## begin Supplied material

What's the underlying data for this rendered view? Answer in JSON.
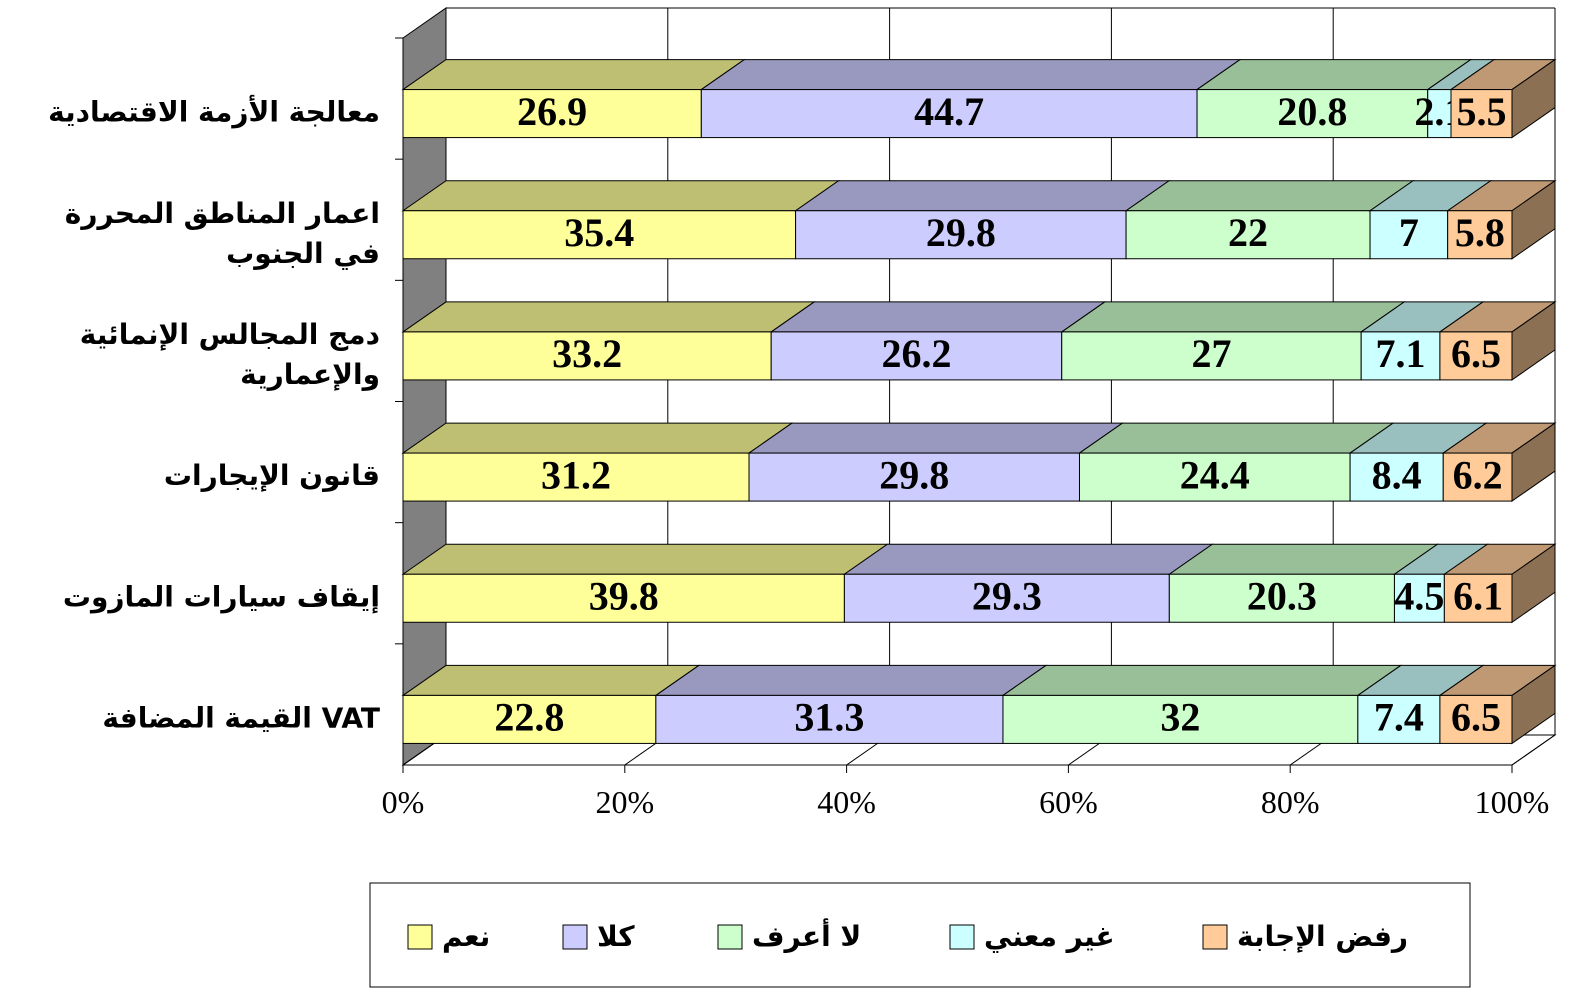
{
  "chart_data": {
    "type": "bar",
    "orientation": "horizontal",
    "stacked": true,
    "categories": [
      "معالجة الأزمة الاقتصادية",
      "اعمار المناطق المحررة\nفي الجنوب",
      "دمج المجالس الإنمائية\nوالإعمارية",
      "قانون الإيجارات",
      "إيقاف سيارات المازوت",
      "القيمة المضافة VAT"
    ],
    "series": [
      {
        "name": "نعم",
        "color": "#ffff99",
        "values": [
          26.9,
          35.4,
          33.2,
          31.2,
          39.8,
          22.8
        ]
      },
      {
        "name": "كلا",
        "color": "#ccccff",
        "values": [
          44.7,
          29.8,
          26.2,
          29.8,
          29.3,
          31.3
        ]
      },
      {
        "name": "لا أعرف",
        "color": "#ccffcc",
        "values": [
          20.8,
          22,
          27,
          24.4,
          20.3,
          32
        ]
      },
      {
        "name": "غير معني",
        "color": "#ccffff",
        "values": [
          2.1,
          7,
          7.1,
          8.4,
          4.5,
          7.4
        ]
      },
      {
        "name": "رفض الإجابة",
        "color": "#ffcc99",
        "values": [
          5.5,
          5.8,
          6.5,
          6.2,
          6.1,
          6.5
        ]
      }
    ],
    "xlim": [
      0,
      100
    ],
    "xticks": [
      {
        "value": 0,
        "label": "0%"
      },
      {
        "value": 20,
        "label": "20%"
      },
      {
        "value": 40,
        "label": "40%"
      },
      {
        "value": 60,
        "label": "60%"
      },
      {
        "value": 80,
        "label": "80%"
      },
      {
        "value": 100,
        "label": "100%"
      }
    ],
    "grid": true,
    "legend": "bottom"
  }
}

## end Supplied material

## Brief
The pictures in the entries should be left out; output everything else exactly.

## Task result
What's the underlying data for this rendered view? Answer in JSON.
{
  "chart_data": {
    "type": "bar",
    "orientation": "horizontal",
    "stacked": true,
    "categories": [
      "معالجة الأزمة الاقتصادية",
      "اعمار المناطق المحررة\nفي الجنوب",
      "دمج المجالس الإنمائية\nوالإعمارية",
      "قانون الإيجارات",
      "إيقاف سيارات المازوت",
      "القيمة المضافة VAT"
    ],
    "series": [
      {
        "name": "نعم",
        "color": "#ffff99",
        "values": [
          26.9,
          35.4,
          33.2,
          31.2,
          39.8,
          22.8
        ]
      },
      {
        "name": "كلا",
        "color": "#ccccff",
        "values": [
          44.7,
          29.8,
          26.2,
          29.8,
          29.3,
          31.3
        ]
      },
      {
        "name": "لا أعرف",
        "color": "#ccffcc",
        "values": [
          20.8,
          22,
          27,
          24.4,
          20.3,
          32
        ]
      },
      {
        "name": "غير معني",
        "color": "#ccffff",
        "values": [
          2.1,
          7,
          7.1,
          8.4,
          4.5,
          7.4
        ]
      },
      {
        "name": "رفض الإجابة",
        "color": "#ffcc99",
        "values": [
          5.5,
          5.8,
          6.5,
          6.2,
          6.1,
          6.5
        ]
      }
    ],
    "xlim": [
      0,
      100
    ],
    "xticks": [
      {
        "value": 0,
        "label": "0%"
      },
      {
        "value": 20,
        "label": "20%"
      },
      {
        "value": 40,
        "label": "40%"
      },
      {
        "value": 60,
        "label": "60%"
      },
      {
        "value": 80,
        "label": "80%"
      },
      {
        "value": 100,
        "label": "100%"
      }
    ],
    "grid": true,
    "legend": "bottom"
  }
}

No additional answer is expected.